• AIM OF THE EXERCISE:
Copy out word for word the stretch of the clocks-and-sundials passage from "The application of" through "minute a week.".

• DOCUMENT EXCERPT:
--- Begin ---

The application of the pendulum to clocks made them capable of much more accurate timekeeping and the same was true when the balance spring was added to the watch in 1675 – measuring time to within a minute a week.

So, in order for an owner to put his clock right by a sundial, he had to know what the difference should be between his sundial reading and the time shown on his clock.

From the latter part of the seventeenth century, tables were published which gave exactly that information. The table shown here is devised so that when a clock is checked at noon, the table shows what time the clock should show.

--- End ---

• SUPPLIED DATA:
--- Begin ---

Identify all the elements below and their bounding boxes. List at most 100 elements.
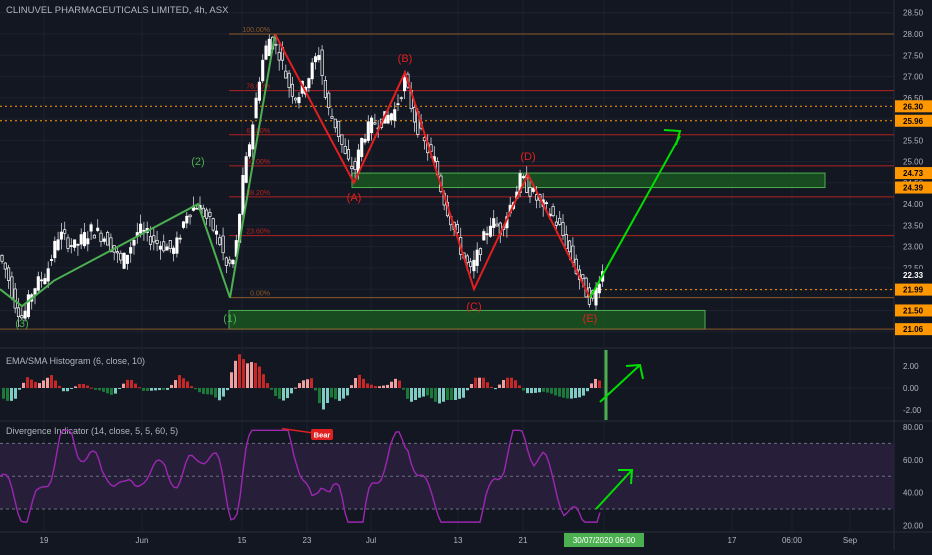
candle-body bbox=[205, 209, 209, 219]
hist-bar bbox=[242, 359, 245, 388]
hist-y-tick: -2.00 bbox=[903, 406, 922, 415]
candle-body bbox=[7, 267, 11, 281]
hist-bar bbox=[70, 388, 73, 389]
candle-body bbox=[40, 279, 44, 282]
price-label: 26.30 bbox=[903, 102, 924, 111]
hist-bar bbox=[550, 388, 553, 394]
hist-bar bbox=[582, 388, 585, 396]
hist-bar bbox=[218, 388, 221, 401]
x-tick-label: 30/07/2020 06:00 bbox=[573, 536, 636, 545]
hist-bar bbox=[494, 388, 497, 390]
candle-body bbox=[350, 166, 354, 170]
wave-label: (1) bbox=[223, 313, 236, 325]
hist-bar bbox=[534, 388, 537, 393]
candle-body bbox=[488, 225, 492, 237]
candle-body bbox=[284, 70, 288, 79]
hist-bar bbox=[342, 388, 345, 399]
candle-body bbox=[297, 96, 301, 104]
hist-bar bbox=[138, 387, 141, 389]
candle-body bbox=[208, 212, 212, 217]
hist-bar bbox=[382, 385, 385, 388]
price-label: 24.39 bbox=[903, 184, 924, 193]
candle-body bbox=[218, 237, 222, 245]
hist-bar bbox=[54, 380, 57, 388]
hist-bar bbox=[94, 388, 97, 390]
fib-level-label: 0.00% bbox=[250, 291, 270, 298]
candle-body bbox=[106, 232, 110, 246]
hist-bar bbox=[206, 388, 209, 395]
rsi-y-tick: 40.00 bbox=[903, 489, 924, 498]
hist-bar bbox=[2, 388, 5, 399]
hist-bar bbox=[162, 388, 165, 390]
hist-bar bbox=[322, 388, 325, 410]
hist-bar bbox=[586, 388, 589, 392]
candle-body bbox=[89, 224, 93, 232]
candle-body bbox=[274, 43, 278, 46]
candle-body bbox=[79, 234, 83, 245]
hist-bar bbox=[566, 388, 569, 399]
date-cursor-bg bbox=[564, 533, 644, 547]
hist-y-tick: 0.00 bbox=[903, 384, 919, 393]
candle-body bbox=[370, 117, 374, 134]
candle-body bbox=[3, 262, 7, 270]
chart-title: CLINUVEL PHARMACEUTICALS LIMITED, 4h, AS… bbox=[6, 5, 229, 16]
candle-body bbox=[317, 55, 321, 61]
wave-label: (A) bbox=[347, 192, 362, 204]
candle-body bbox=[475, 249, 479, 266]
candle-body bbox=[168, 240, 172, 249]
price-label-bg bbox=[895, 100, 932, 113]
hist-bar bbox=[122, 383, 125, 388]
candle-body bbox=[16, 307, 21, 318]
x-tick-label: 19 bbox=[40, 536, 49, 545]
candle-body bbox=[139, 223, 143, 234]
hist-bar bbox=[366, 383, 369, 388]
candle-body bbox=[244, 156, 248, 183]
hist-bar bbox=[198, 388, 201, 393]
candle-body bbox=[330, 116, 334, 119]
candle-body bbox=[231, 259, 235, 265]
hist-bar bbox=[66, 388, 69, 392]
candle-body bbox=[363, 138, 367, 143]
hist-bar bbox=[402, 388, 405, 390]
wave-label: (E) bbox=[583, 313, 598, 325]
candle-body bbox=[224, 257, 228, 266]
hist-bar bbox=[238, 354, 241, 388]
hist-bar bbox=[374, 385, 377, 388]
hist-bar bbox=[214, 388, 217, 398]
candle-body bbox=[257, 81, 261, 101]
wave-line-green bbox=[0, 33, 276, 308]
hist-bar bbox=[354, 377, 357, 388]
bear-badge-text: Bear bbox=[314, 431, 331, 440]
y-tick-label: 25.50 bbox=[903, 136, 924, 145]
candle-body bbox=[264, 45, 268, 60]
candle-body bbox=[247, 144, 252, 157]
hist-bar bbox=[150, 388, 153, 391]
hist-bar bbox=[98, 388, 101, 391]
hist-bar bbox=[446, 388, 449, 401]
hist-bar bbox=[82, 383, 85, 388]
hist-bar bbox=[486, 382, 489, 388]
hist-bar bbox=[282, 388, 285, 401]
hist-bar bbox=[18, 388, 21, 390]
hist-bar bbox=[558, 388, 561, 397]
hist-bar bbox=[502, 379, 505, 388]
candle-body bbox=[129, 247, 133, 254]
hist-bar bbox=[490, 386, 493, 388]
hist-title: EMA/SMA Histogram (6, close, 10) bbox=[6, 356, 145, 366]
hist-bar bbox=[266, 383, 269, 388]
y-tick-label: 23.50 bbox=[903, 221, 924, 230]
candle-body bbox=[165, 246, 169, 251]
wave-label: (3) bbox=[15, 318, 28, 330]
candle-body bbox=[389, 113, 393, 121]
hist-bar bbox=[454, 388, 457, 401]
hist-bar bbox=[134, 383, 137, 388]
price-label: 21.06 bbox=[903, 325, 924, 334]
candle-body bbox=[597, 283, 601, 294]
candle-body bbox=[455, 224, 459, 233]
hist-bar bbox=[514, 380, 517, 388]
hist-bar bbox=[42, 380, 45, 388]
candle-body bbox=[535, 194, 539, 201]
y-tick-label: 24.00 bbox=[903, 200, 924, 209]
candle-body bbox=[221, 235, 225, 254]
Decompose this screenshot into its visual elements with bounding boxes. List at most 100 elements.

--- End ---

• ANSWER:
The application of the pendulum to clocks made them capable of much more accurate timekeeping and the same was true when the balance spring was added to the watch in 1675 – measuring time to within a minute a week.